(Labeled box records)

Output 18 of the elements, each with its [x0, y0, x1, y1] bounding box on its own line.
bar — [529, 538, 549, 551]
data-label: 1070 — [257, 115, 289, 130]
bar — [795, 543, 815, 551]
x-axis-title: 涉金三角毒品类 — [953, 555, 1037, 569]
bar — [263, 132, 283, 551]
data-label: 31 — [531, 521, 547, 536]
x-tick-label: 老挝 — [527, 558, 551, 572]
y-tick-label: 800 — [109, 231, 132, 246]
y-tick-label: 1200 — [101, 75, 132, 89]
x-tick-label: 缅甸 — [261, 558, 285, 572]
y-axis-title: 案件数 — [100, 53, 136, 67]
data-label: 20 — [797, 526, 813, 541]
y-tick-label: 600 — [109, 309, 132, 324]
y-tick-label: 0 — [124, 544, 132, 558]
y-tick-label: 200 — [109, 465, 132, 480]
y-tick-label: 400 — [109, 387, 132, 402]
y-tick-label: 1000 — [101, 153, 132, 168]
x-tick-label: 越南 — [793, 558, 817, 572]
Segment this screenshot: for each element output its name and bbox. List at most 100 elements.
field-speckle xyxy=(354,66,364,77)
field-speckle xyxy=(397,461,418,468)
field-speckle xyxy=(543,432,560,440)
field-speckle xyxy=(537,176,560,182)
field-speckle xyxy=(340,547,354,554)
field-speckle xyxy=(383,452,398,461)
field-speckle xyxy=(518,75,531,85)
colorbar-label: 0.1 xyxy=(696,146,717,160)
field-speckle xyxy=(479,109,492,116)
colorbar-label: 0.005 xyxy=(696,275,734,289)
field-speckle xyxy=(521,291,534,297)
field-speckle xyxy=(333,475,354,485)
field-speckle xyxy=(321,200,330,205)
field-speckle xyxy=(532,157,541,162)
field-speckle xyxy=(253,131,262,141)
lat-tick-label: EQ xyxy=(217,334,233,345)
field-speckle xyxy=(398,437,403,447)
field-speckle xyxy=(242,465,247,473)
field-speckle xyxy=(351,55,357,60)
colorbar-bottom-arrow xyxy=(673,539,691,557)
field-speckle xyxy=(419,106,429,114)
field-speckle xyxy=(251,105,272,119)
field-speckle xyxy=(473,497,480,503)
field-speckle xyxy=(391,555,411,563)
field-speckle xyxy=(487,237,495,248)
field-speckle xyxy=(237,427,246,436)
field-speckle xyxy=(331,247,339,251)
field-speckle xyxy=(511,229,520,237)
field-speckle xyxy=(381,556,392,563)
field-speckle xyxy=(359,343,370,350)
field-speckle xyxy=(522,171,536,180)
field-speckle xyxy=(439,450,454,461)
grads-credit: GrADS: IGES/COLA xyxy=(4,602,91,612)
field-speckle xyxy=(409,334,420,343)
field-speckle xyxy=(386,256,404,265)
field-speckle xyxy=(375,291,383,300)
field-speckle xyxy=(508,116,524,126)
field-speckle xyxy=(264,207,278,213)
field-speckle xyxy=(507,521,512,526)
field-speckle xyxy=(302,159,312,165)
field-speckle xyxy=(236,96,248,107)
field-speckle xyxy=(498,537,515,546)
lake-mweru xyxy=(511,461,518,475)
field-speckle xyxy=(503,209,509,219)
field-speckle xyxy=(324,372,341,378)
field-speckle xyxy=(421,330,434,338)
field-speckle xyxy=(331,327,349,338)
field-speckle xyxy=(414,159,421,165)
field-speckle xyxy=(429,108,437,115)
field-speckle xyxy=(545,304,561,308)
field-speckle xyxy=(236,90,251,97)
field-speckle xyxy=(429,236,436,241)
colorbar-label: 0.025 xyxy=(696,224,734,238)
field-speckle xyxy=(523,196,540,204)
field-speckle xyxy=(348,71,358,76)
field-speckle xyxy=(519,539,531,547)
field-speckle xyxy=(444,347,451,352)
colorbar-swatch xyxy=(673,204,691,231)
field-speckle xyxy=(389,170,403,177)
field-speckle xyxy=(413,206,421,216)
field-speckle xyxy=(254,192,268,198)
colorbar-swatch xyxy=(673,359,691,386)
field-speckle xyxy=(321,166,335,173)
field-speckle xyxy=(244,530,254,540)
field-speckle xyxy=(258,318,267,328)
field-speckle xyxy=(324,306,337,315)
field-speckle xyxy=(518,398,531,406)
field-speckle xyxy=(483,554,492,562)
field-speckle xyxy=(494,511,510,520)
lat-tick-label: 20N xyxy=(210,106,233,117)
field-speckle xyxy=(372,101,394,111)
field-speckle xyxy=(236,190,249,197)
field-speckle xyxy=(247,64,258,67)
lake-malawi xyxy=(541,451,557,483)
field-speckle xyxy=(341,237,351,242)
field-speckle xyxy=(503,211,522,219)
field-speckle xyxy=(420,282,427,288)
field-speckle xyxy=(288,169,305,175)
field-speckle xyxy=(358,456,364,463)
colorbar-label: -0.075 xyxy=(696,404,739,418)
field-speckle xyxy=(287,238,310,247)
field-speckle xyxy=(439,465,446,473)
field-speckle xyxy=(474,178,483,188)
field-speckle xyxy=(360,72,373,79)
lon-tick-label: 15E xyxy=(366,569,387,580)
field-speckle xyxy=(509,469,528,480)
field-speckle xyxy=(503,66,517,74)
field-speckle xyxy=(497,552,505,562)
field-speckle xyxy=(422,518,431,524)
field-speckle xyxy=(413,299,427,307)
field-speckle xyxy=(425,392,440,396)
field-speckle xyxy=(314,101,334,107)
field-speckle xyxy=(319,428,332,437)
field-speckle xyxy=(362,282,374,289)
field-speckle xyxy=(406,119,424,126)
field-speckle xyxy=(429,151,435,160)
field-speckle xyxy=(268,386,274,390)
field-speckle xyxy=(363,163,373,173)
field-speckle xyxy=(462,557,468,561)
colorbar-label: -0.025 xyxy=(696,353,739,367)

§ **TASK PROMPT**:
Copy out the rows from the top through the line containing "data-label: 31 — [531, 521, 547, 536]", swapping every "bar" for "column" and leaving the rest unchanged.

§ **EXERCISE OUTPUT**:
Output 18 of the elements, each with its [x0, y0, x1, y1] bounding box on its own line.
column — [529, 538, 549, 551]
data-label: 1070 — [257, 115, 289, 130]
column — [795, 543, 815, 551]
x-axis-title: 涉金三角毒品类 — [953, 555, 1037, 569]
column — [263, 132, 283, 551]
data-label: 31 — [531, 521, 547, 536]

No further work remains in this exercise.